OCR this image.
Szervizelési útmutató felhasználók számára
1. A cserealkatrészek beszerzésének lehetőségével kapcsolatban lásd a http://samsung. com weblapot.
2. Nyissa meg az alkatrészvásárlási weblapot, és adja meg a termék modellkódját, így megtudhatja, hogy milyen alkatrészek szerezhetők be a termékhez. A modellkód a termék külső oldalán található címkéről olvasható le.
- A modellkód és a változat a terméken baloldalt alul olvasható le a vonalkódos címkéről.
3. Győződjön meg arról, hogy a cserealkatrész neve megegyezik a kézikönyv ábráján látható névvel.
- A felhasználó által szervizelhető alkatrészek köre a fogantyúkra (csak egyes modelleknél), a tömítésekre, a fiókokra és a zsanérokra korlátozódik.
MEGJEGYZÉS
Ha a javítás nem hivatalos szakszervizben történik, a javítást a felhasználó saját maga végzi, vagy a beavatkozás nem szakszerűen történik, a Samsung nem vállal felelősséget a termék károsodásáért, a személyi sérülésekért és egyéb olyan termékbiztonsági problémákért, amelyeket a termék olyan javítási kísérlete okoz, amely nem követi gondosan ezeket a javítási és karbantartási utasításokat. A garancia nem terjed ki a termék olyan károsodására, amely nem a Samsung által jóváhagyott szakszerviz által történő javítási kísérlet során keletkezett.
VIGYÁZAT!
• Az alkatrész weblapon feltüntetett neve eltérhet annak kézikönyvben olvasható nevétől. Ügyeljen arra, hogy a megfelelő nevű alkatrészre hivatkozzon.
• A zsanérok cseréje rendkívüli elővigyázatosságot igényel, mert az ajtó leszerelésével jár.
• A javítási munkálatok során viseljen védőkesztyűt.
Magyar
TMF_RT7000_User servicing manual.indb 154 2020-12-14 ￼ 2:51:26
^^^^^^^^
Written task.
Show each line holding the word "neve".

Task response.
3. Győződjön meg arról, hogy a cserealkatrész neve megegyezik a kézikönyv ábráján látható névvel.
• Az alkatrész weblapon feltüntetett neve eltérhet annak kézikönyvben olvasható nevétől. Ügyeljen arra, hogy a megfelelő nevű alkatrészre hivatkozzon.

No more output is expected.